**TASK BRIEF**: Copy every entry exactly.

◇ ◇ ◇ ◇

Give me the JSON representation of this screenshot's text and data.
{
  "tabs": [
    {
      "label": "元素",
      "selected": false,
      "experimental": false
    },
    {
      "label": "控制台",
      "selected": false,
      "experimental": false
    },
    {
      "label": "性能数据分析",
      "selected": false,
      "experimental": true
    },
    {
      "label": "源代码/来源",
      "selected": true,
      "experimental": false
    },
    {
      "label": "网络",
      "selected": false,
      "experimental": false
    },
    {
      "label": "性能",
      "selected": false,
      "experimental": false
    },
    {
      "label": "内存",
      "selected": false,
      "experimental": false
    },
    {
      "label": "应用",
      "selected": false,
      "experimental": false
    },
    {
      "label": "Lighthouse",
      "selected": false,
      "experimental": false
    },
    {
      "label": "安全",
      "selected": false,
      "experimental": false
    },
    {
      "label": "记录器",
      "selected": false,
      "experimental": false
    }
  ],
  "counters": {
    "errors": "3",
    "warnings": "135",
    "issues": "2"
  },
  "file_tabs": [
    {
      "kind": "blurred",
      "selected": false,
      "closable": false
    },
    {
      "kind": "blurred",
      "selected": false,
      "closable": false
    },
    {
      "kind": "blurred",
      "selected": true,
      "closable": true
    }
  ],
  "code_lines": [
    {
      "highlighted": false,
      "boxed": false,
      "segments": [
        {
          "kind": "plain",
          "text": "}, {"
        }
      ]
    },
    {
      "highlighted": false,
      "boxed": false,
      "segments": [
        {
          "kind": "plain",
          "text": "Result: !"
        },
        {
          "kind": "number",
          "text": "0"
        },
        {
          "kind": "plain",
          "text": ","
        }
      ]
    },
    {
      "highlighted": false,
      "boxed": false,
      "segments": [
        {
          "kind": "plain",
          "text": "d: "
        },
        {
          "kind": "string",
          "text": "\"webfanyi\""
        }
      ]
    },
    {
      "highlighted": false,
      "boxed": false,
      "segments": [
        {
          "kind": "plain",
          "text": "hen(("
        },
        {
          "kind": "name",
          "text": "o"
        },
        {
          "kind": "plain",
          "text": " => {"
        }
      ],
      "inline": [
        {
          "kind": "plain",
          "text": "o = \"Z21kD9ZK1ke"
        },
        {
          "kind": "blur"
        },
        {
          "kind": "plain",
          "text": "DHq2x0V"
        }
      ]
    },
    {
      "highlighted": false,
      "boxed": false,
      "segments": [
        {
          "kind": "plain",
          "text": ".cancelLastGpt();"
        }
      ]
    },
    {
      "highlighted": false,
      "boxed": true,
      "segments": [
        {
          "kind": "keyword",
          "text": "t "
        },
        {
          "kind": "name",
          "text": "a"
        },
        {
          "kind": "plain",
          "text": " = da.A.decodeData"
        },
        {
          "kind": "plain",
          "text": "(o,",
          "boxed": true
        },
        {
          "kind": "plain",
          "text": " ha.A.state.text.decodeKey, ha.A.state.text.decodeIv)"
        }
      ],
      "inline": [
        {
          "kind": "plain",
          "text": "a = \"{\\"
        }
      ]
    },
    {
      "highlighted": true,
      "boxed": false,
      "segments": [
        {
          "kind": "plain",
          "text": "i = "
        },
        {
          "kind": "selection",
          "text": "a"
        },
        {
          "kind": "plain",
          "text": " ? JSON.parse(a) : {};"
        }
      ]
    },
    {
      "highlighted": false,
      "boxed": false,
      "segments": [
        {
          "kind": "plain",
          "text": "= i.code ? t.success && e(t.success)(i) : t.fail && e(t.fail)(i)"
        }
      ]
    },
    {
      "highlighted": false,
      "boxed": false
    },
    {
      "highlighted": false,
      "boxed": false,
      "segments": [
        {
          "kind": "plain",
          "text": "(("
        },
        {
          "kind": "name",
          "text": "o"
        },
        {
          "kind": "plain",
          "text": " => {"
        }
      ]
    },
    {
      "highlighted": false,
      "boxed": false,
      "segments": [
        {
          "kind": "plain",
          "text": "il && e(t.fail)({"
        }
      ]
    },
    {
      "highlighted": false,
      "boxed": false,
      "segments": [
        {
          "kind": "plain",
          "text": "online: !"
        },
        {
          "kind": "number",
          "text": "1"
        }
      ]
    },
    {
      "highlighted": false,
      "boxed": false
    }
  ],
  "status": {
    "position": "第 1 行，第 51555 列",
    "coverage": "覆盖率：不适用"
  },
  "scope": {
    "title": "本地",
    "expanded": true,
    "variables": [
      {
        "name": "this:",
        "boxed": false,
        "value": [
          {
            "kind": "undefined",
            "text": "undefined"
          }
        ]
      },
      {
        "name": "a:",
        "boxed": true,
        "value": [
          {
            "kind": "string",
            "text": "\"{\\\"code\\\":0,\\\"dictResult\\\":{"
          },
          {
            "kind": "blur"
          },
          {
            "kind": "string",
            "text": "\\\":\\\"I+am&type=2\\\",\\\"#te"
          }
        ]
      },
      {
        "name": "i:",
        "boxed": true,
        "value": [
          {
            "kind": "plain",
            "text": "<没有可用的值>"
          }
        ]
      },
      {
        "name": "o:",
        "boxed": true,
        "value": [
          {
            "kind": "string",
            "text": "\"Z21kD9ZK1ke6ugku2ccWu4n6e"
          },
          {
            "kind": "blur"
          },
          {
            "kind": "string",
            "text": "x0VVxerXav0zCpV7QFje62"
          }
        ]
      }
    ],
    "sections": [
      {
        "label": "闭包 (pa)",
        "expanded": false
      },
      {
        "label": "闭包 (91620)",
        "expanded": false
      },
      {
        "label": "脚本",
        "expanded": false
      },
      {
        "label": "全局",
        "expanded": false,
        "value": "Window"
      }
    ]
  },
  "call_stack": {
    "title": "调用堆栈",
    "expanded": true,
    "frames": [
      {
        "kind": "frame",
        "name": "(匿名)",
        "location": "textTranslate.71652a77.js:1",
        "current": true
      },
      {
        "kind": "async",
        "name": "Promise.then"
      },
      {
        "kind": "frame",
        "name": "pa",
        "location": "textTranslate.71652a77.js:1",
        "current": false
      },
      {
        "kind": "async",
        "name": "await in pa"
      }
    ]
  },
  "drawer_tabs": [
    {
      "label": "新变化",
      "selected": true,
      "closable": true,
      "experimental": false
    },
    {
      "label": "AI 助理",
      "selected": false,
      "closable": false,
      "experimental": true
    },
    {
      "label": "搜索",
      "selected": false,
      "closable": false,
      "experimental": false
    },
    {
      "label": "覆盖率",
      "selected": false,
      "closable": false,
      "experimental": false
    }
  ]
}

◇ ◇ ◇ ◇

**EXERCISE RESPONSE**:
Give me the JSON representation of this screenshot's text and data.
{
  "tabs": [
    {
      "label": "元素",
      "selected": false,
      "experimental": false
    },
    {
      "label": "控制台",
      "selected": false,
      "experimental": false
    },
    {
      "label": "性能数据分析",
      "selected": false,
      "experimental": true
    },
    {
      "label": "源代码/来源",
      "selected": true,
      "experimental": false
    },
    {
      "label": "网络",
      "selected": false,
      "experimental": false
    },
    {
      "label": "性能",
      "selected": false,
      "experimental": false
    },
    {
      "label": "内存",
      "selected": false,
      "experimental": false
    },
    {
      "label": "应用",
      "selected": false,
      "experimental": false
    },
    {
      "label": "Lighthouse",
      "selected": false,
      "experimental": false
    },
    {
      "label": "安全",
      "selected": false,
      "experimental": false
    },
    {
      "label": "记录器",
      "selected": false,
      "experimental": false
    }
  ],
  "counters": {
    "errors": "3",
    "warnings": "135",
    "issues": "2"
  },
  "file_tabs": [
    {
      "kind": "blurred",
      "selected": false,
      "closable": false
    },
    {
      "kind": "blurred",
      "selected": false,
      "closable": false
    },
    {
      "kind": "blurred",
      "selected": true,
      "closable": true
    }
  ],
  "code_lines": [
    {
      "highlighted": false,
      "boxed": false,
      "segments": [
        {
          "kind": "plain",
          "text": "}, {"
        }
      ]
    },
    {
      "highlighted": false,
      "boxed": false,
      "segments": [
        {
          "kind": "plain",
          "text": "Result: !"
        },
        {
          "kind": "number",
          "text": "0"
        },
        {
          "kind": "plain",
          "text": ","
        }
      ]
    },
    {
      "highlighted": false,
      "boxed": false,
      "segments": [
        {
          "kind": "plain",
          "text": "d: "
        },
        {
          "kind": "string",
          "text": "\"webfanyi\""
        }
      ]
    },
    {
      "highlighted": false,
      "boxed": false,
      "segments": [
        {
          "kind": "plain",
          "text": "hen(("
        },
        {
          "kind": "name",
          "text": "o"
        },
        {
          "kind": "plain",
          "text": " => {"
        }
      ],
      "inline": [
        {
          "kind": "plain",
          "text": "o = \"Z21kD9ZK1ke"
        },
        {
          "kind": "blur"
        },
        {
          "kind": "plain",
          "text": "DHq2x0V"
        }
      ]
    },
    {
      "highlighted": false,
      "boxed": false,
      "segments": [
        {
          "kind": "plain",
          "text": ".cancelLastGpt();"
        }
      ]
    },
    {
      "highlighted": false,
      "boxed": true,
      "segments": [
        {
          "kind": "keyword",
          "text": "t "
        },
        {
          "kind": "name",
          "text": "a"
        },
        {
          "kind": "plain",
          "text": " = da.A.decodeData"
        },
        {
          "kind": "plain",
          "text": "(o,",
          "boxed": true
        },
        {
          "kind": "plain",
          "text": " ha.A.state.text.decodeKey, ha.A.state.text.decodeIv)"
        }
      ],
      "inline": [
        {
          "kind": "plain",
          "text": "a = \"{\\"
        }
      ]
    },
    {
      "highlighted": true,
      "boxed": false,
      "segments": [
        {
          "kind": "plain",
          "text": "i = "
        },
        {
          "kind": "selection",
          "text": "a"
        },
        {
          "kind": "plain",
          "text": " ? JSON.parse(a) : {};"
        }
      ]
    },
    {
      "highlighted": false,
      "boxed": false,
      "segments": [
        {
          "kind": "plain",
          "text": "= i.code ? t.success && e(t.success)(i) : t.fail && e(t.fail)(i)"
        }
      ]
    },
    {
      "highlighted": false,
      "boxed": false
    },
    {
      "highlighted": false,
      "boxed": false,
      "segments": [
        {
          "kind": "plain",
          "text": "(("
        },
        {
          "kind": "name",
          "text": "o"
        },
        {
          "kind": "plain",
          "text": " => {"
        }
      ]
    },
    {
      "highlighted": false,
      "boxed": false,
      "segments": [
        {
          "kind": "plain",
          "text": "il && e(t.fail)({"
        }
      ]
    },
    {
      "highlighted": false,
      "boxed": false,
      "segments": [
        {
          "kind": "plain",
          "text": "online: !"
        },
        {
          "kind": "number",
          "text": "1"
        }
      ]
    },
    {
      "highlighted": false,
      "boxed": false
    }
  ],
  "status": {
    "position": "第 1 行，第 51555 列",
    "coverage": "覆盖率：不适用"
  },
  "scope": {
    "title": "本地",
    "expanded": true,
    "variables": [
      {
        "name": "this:",
        "boxed": false,
        "value": [
          {
            "kind": "undefined",
            "text": "undefined"
          }
        ]
      },
      {
        "name": "a:",
        "boxed": true,
        "value": [
          {
            "kind": "string",
            "text": "\"{\\\"code\\\":0,\\\"dictResult\\\":{"
          },
          {
            "kind": "blur"
          },
          {
            "kind": "string",
            "text": "\\\":\\\"I+am&type=2\\\",\\\"#te"
          }
        ]
      },
      {
        "name": "i:",
        "boxed": true,
        "value": [
          {
            "kind": "plain",
            "text": "<没有可用的值>"
          }
        ]
      },
      {
        "name": "o:",
        "boxed": true,
        "value": [
          {
            "kind": "string",
            "text": "\"Z21kD9ZK1ke6ugku2ccWu4n6e"
          },
          {
            "kind": "blur"
          },
          {
            "kind": "string",
            "text": "x0VVxerXav0zCpV7QFje62"
          }
        ]
      }
    ],
    "sections": [
      {
        "label": "闭包 (pa)",
        "expanded": false
      },
      {
        "label": "闭包 (91620)",
        "expanded": false
      },
      {
        "label": "脚本",
        "expanded": false
      },
      {
        "label": "全局",
        "expanded": false,
        "value": "Window"
      }
    ]
  },
  "call_stack": {
    "title": "调用堆栈",
    "expanded": true,
    "frames": [
      {
        "kind": "frame",
        "name": "(匿名)",
        "location": "textTranslate.71652a77.js:1",
        "current": true
      },
      {
        "kind": "async",
        "name": "Promise.then"
      },
      {
        "kind": "frame",
        "name": "pa",
        "location": "textTranslate.71652a77.js:1",
        "current": false
      },
      {
        "kind": "async",
        "name": "await in pa"
      }
    ]
  },
  "drawer_tabs": [
    {
      "label": "新变化",
      "selected": true,
      "closable": true,
      "experimental": false
    },
    {
      "label": "AI 助理",
      "selected": false,
      "closable": false,
      "experimental": true
    },
    {
      "label": "搜索",
      "selected": false,
      "closable": false,
      "experimental": false
    },
    {
      "label": "覆盖率",
      "selected": false,
      "closable": false,
      "experimental": false
    }
  ]
}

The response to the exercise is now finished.